(A block of data)
┌──

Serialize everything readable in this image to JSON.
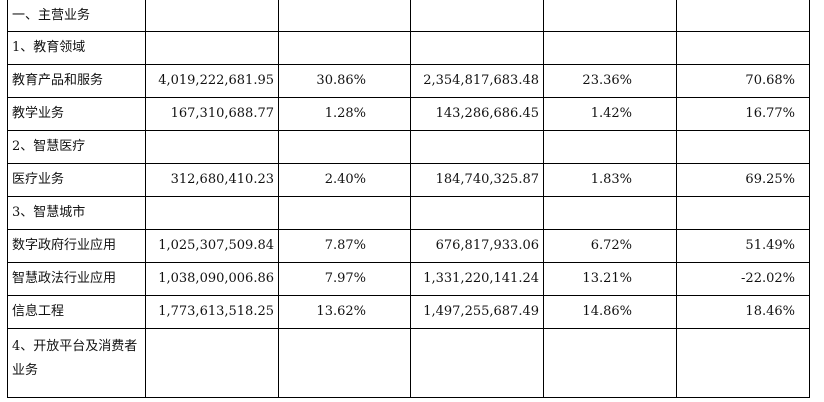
{
  "table": {
    "rows": [
      {
        "kind": "section",
        "label": "一、主营业务"
      },
      {
        "kind": "section",
        "label": "1、教育领域"
      },
      {
        "kind": "data",
        "label": "教育产品和服务",
        "revenue": "4,019,222,681.95",
        "revenue_share": "30.86%",
        "cost": "2,354,817,683.48",
        "cost_share": "23.36%",
        "margin": "70.68%"
      },
      {
        "kind": "data",
        "label": "教学业务",
        "revenue": "167,310,688.77",
        "revenue_share": "1.28%",
        "cost": "143,286,686.45",
        "cost_share": "1.42%",
        "margin": "16.77%"
      },
      {
        "kind": "section",
        "label": "2、智慧医疗"
      },
      {
        "kind": "data",
        "label": "医疗业务",
        "revenue": "312,680,410.23",
        "revenue_share": "2.40%",
        "cost": "184,740,325.87",
        "cost_share": "1.83%",
        "margin": "69.25%"
      },
      {
        "kind": "section",
        "label": "3、智慧城市"
      },
      {
        "kind": "data",
        "label": "数字政府行业应用",
        "revenue": "1,025,307,509.84",
        "revenue_share": "7.87%",
        "cost": "676,817,933.06",
        "cost_share": "6.72%",
        "margin": "51.49%"
      },
      {
        "kind": "data",
        "label": "智慧政法行业应用",
        "revenue": "1,038,090,006.86",
        "revenue_share": "7.97%",
        "cost": "1,331,220,141.24",
        "cost_share": "13.21%",
        "margin": "-22.02%"
      },
      {
        "kind": "data",
        "label": "信息工程",
        "revenue": "1,773,613,518.25",
        "revenue_share": "13.62%",
        "cost": "1,497,255,687.49",
        "cost_share": "14.86%",
        "margin": "18.46%"
      },
      {
        "kind": "section",
        "label": "4、开放平台及消费者业务"
      }
    ]
  }
}
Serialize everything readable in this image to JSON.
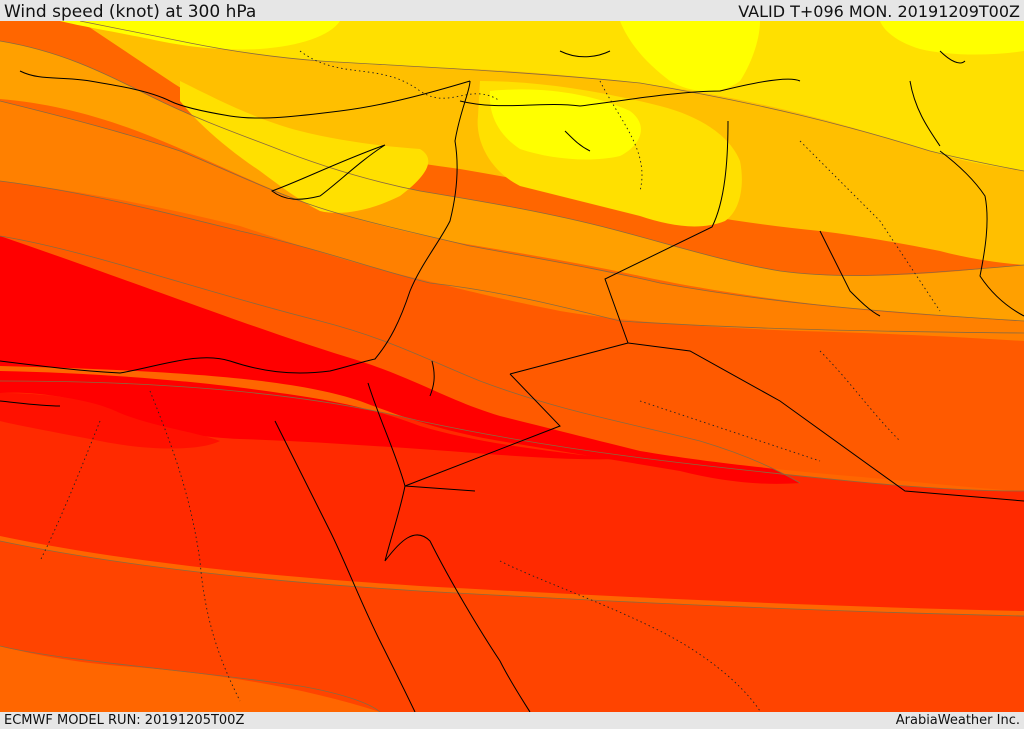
{
  "header": {
    "title": "Wind speed (knot) at 300 hPa",
    "valid": "VALID T+096 MON. 20191209T00Z"
  },
  "footer": {
    "model_run": "ECMWF MODEL RUN: 20191205T00Z",
    "credit": "ArabiaWeather Inc."
  },
  "colors": {
    "band_1": "#ffff00",
    "band_2": "#ffe000",
    "band_3": "#ffbf00",
    "band_4": "#ff9a00",
    "band_5": "#ff7a00",
    "band_6": "#ff5500",
    "band_7": "#ff3300",
    "band_8": "#ff1a00",
    "band_9": "#ff0000",
    "contour": "#8a6a40",
    "coastline": "#000000",
    "border": "#000000"
  }
}
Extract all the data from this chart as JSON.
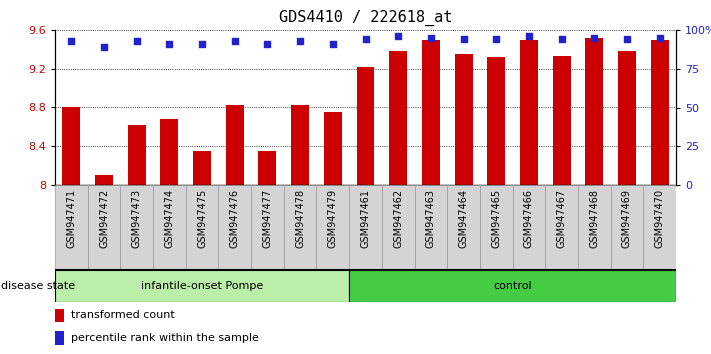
{
  "title": "GDS4410 / 222618_at",
  "samples": [
    "GSM947471",
    "GSM947472",
    "GSM947473",
    "GSM947474",
    "GSM947475",
    "GSM947476",
    "GSM947477",
    "GSM947478",
    "GSM947479",
    "GSM947461",
    "GSM947462",
    "GSM947463",
    "GSM947464",
    "GSM947465",
    "GSM947466",
    "GSM947467",
    "GSM947468",
    "GSM947469",
    "GSM947470"
  ],
  "bar_values": [
    8.8,
    8.1,
    8.62,
    8.68,
    8.35,
    8.83,
    8.35,
    8.83,
    8.75,
    9.22,
    9.38,
    9.5,
    9.35,
    9.32,
    9.5,
    9.33,
    9.52,
    9.38,
    9.5
  ],
  "percentile_values": [
    93,
    89,
    93,
    91,
    91,
    93,
    91,
    93,
    91,
    94,
    96,
    95,
    94,
    94,
    96,
    94,
    95,
    94,
    95
  ],
  "group_labels": [
    "infantile-onset Pompe",
    "control"
  ],
  "group_sizes": [
    9,
    10
  ],
  "ylim_left": [
    8.0,
    9.6
  ],
  "ylim_right": [
    0,
    100
  ],
  "yticks_left": [
    8.0,
    8.4,
    8.8,
    9.2,
    9.6
  ],
  "ytick_labels_left": [
    "8",
    "8.4",
    "8.8",
    "9.2",
    "9.6"
  ],
  "yticks_right": [
    0,
    25,
    50,
    75,
    100
  ],
  "ytick_labels_right": [
    "0",
    "25",
    "50",
    "75",
    "100%"
  ],
  "bar_color": "#CC0000",
  "dot_color": "#2222CC",
  "bar_bottom": 8.0,
  "title_fontsize": 11,
  "tick_fontsize": 7,
  "label_fontsize": 8,
  "disease_state_label": "disease state",
  "legend_bar_label": "transformed count",
  "legend_dot_label": "percentile rank within the sample",
  "group1_color": "#BBEEAA",
  "group2_color": "#44CC44",
  "xtick_bg": "#D4D4D4",
  "xtick_border": "#999999"
}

└──

Goal -
Your copy should match the records word for word, with the pictures removed.

Final answer -
Serialize everything readable in this image to JSON.
{
  "table": {
    "rows": [
      {
        "kind": "section",
        "label": "一、主营业务"
      },
      {
        "kind": "section",
        "label": "1、教育领域"
      },
      {
        "kind": "data",
        "label": "教育产品和服务",
        "revenue": "4,019,222,681.95",
        "revenue_share": "30.86%",
        "cost": "2,354,817,683.48",
        "cost_share": "23.36%",
        "margin": "70.68%"
      },
      {
        "kind": "data",
        "label": "教学业务",
        "revenue": "167,310,688.77",
        "revenue_share": "1.28%",
        "cost": "143,286,686.45",
        "cost_share": "1.42%",
        "margin": "16.77%"
      },
      {
        "kind": "section",
        "label": "2、智慧医疗"
      },
      {
        "kind": "data",
        "label": "医疗业务",
        "revenue": "312,680,410.23",
        "revenue_share": "2.40%",
        "cost": "184,740,325.87",
        "cost_share": "1.83%",
        "margin": "69.25%"
      },
      {
        "kind": "section",
        "label": "3、智慧城市"
      },
      {
        "kind": "data",
        "label": "数字政府行业应用",
        "revenue": "1,025,307,509.84",
        "revenue_share": "7.87%",
        "cost": "676,817,933.06",
        "cost_share": "6.72%",
        "margin": "51.49%"
      },
      {
        "kind": "data",
        "label": "智慧政法行业应用",
        "revenue": "1,038,090,006.86",
        "revenue_share": "7.97%",
        "cost": "1,331,220,141.24",
        "cost_share": "13.21%",
        "margin": "-22.02%"
      },
      {
        "kind": "data",
        "label": "信息工程",
        "revenue": "1,773,613,518.25",
        "revenue_share": "13.62%",
        "cost": "1,497,255,687.49",
        "cost_share": "14.86%",
        "margin": "18.46%"
      },
      {
        "kind": "section",
        "label": "4、开放平台及消费者业务"
      }
    ]
  }
}
Serialize everything readable in this image to JSON.
{
  "header": {
    "title": "Wind speed (knot) at 300 hPa",
    "valid": "VALID T+096 MON. 20191209T00Z"
  },
  "footer": {
    "model_run": "ECMWF MODEL RUN: 20191205T00Z",
    "credit": "ArabiaWeather Inc."
  },
  "colors": {
    "band_1": "#ffff00",
    "band_2": "#ffe000",
    "band_3": "#ffbf00",
    "band_4": "#ff9a00",
    "band_5": "#ff7a00",
    "band_6": "#ff5500",
    "band_7": "#ff3300",
    "band_8": "#ff1a00",
    "band_9": "#ff0000",
    "contour": "#8a6a40",
    "coastline": "#000000",
    "border": "#000000"
  }
}
Extract all the data from this chart as JSON.
{
  "title": "GDS4410 / 222618_at",
  "samples": [
    "GSM947471",
    "GSM947472",
    "GSM947473",
    "GSM947474",
    "GSM947475",
    "GSM947476",
    "GSM947477",
    "GSM947478",
    "GSM947479",
    "GSM947461",
    "GSM947462",
    "GSM947463",
    "GSM947464",
    "GSM947465",
    "GSM947466",
    "GSM947467",
    "GSM947468",
    "GSM947469",
    "GSM947470"
  ],
  "bar_values": [
    8.8,
    8.1,
    8.62,
    8.68,
    8.35,
    8.83,
    8.35,
    8.83,
    8.75,
    9.22,
    9.38,
    9.5,
    9.35,
    9.32,
    9.5,
    9.33,
    9.52,
    9.38,
    9.5
  ],
  "percentile_values": [
    93,
    89,
    93,
    91,
    91,
    93,
    91,
    93,
    91,
    94,
    96,
    95,
    94,
    94,
    96,
    94,
    95,
    94,
    95
  ],
  "group_labels": [
    "infantile-onset Pompe",
    "control"
  ],
  "group_sizes": [
    9,
    10
  ],
  "ylim_left": [
    8.0,
    9.6
  ],
  "ylim_right": [
    0,
    100
  ],
  "yticks_left": [
    8.0,
    8.4,
    8.8,
    9.2,
    9.6
  ],
  "ytick_labels_left": [
    "8",
    "8.4",
    "8.8",
    "9.2",
    "9.6"
  ],
  "yticks_right": [
    0,
    25,
    50,
    75,
    100
  ],
  "ytick_labels_right": [
    "0",
    "25",
    "50",
    "75",
    "100%"
  ],
  "bar_color": "#CC0000",
  "dot_color": "#2222CC",
  "bar_bottom": 8.0,
  "title_fontsize": 11,
  "tick_fontsize": 7,
  "label_fontsize": 8,
  "disease_state_label": "disease state",
  "legend_bar_label": "transformed count",
  "legend_dot_label": "percentile rank within the sample",
  "group1_color": "#BBEEAA",
  "group2_color": "#44CC44",
  "xtick_bg": "#D4D4D4",
  "xtick_border": "#999999"
}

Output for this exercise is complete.